--- Start of Data extract ---

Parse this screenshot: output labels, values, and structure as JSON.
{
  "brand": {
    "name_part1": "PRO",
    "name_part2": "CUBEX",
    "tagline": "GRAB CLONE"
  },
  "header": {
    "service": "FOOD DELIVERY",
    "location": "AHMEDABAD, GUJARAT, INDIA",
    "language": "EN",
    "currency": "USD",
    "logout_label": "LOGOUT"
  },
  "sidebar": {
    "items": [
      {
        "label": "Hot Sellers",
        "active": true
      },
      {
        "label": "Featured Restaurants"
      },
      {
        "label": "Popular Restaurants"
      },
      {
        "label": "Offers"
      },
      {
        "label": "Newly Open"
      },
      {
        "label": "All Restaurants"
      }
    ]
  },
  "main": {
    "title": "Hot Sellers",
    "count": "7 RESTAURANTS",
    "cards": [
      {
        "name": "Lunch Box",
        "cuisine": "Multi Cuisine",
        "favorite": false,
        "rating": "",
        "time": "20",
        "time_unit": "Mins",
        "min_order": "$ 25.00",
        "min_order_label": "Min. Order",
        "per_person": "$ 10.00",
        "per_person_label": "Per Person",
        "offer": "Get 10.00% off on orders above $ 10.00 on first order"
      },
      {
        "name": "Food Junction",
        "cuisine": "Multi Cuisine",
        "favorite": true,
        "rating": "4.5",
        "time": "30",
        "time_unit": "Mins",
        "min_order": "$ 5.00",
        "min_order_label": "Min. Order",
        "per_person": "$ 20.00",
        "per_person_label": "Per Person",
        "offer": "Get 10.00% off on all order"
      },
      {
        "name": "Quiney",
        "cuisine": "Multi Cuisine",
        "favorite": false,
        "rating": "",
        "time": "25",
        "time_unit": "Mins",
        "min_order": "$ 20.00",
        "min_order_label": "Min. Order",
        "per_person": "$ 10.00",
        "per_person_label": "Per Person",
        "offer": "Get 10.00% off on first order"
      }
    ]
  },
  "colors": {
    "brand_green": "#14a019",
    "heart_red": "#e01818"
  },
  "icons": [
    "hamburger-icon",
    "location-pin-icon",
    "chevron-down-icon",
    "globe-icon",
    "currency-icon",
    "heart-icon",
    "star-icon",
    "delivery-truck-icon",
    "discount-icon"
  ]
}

--- End of Data extract ---

[Exercise directions]: Emit the full listing verbatim.

[Right answer]:
Parse this screenshot: output labels, values, and structure as JSON.
{
  "brand": {
    "name_part1": "PRO",
    "name_part2": "CUBEX",
    "tagline": "GRAB CLONE"
  },
  "header": {
    "service": "FOOD DELIVERY",
    "location": "AHMEDABAD, GUJARAT, INDIA",
    "language": "EN",
    "currency": "USD",
    "logout_label": "LOGOUT"
  },
  "sidebar": {
    "items": [
      {
        "label": "Hot Sellers",
        "active": true
      },
      {
        "label": "Featured Restaurants"
      },
      {
        "label": "Popular Restaurants"
      },
      {
        "label": "Offers"
      },
      {
        "label": "Newly Open"
      },
      {
        "label": "All Restaurants"
      }
    ]
  },
  "main": {
    "title": "Hot Sellers",
    "count": "7 RESTAURANTS",
    "cards": [
      {
        "name": "Lunch Box",
        "cuisine": "Multi Cuisine",
        "favorite": false,
        "rating": "",
        "time": "20",
        "time_unit": "Mins",
        "min_order": "$ 25.00",
        "min_order_label": "Min. Order",
        "per_person": "$ 10.00",
        "per_person_label": "Per Person",
        "offer": "Get 10.00% off on orders above $ 10.00 on first order"
      },
      {
        "name": "Food Junction",
        "cuisine": "Multi Cuisine",
        "favorite": true,
        "rating": "4.5",
        "time": "30",
        "time_unit": "Mins",
        "min_order": "$ 5.00",
        "min_order_label": "Min. Order",
        "per_person": "$ 20.00",
        "per_person_label": "Per Person",
        "offer": "Get 10.00% off on all order"
      },
      {
        "name": "Quiney",
        "cuisine": "Multi Cuisine",
        "favorite": false,
        "rating": "",
        "time": "25",
        "time_unit": "Mins",
        "min_order": "$ 20.00",
        "min_order_label": "Min. Order",
        "per_person": "$ 10.00",
        "per_person_label": "Per Person",
        "offer": "Get 10.00% off on first order"
      }
    ]
  },
  "colors": {
    "brand_green": "#14a019",
    "heart_red": "#e01818"
  },
  "icons": [
    "hamburger-icon",
    "location-pin-icon",
    "chevron-down-icon",
    "globe-icon",
    "currency-icon",
    "heart-icon",
    "star-icon",
    "delivery-truck-icon",
    "discount-icon"
  ]
}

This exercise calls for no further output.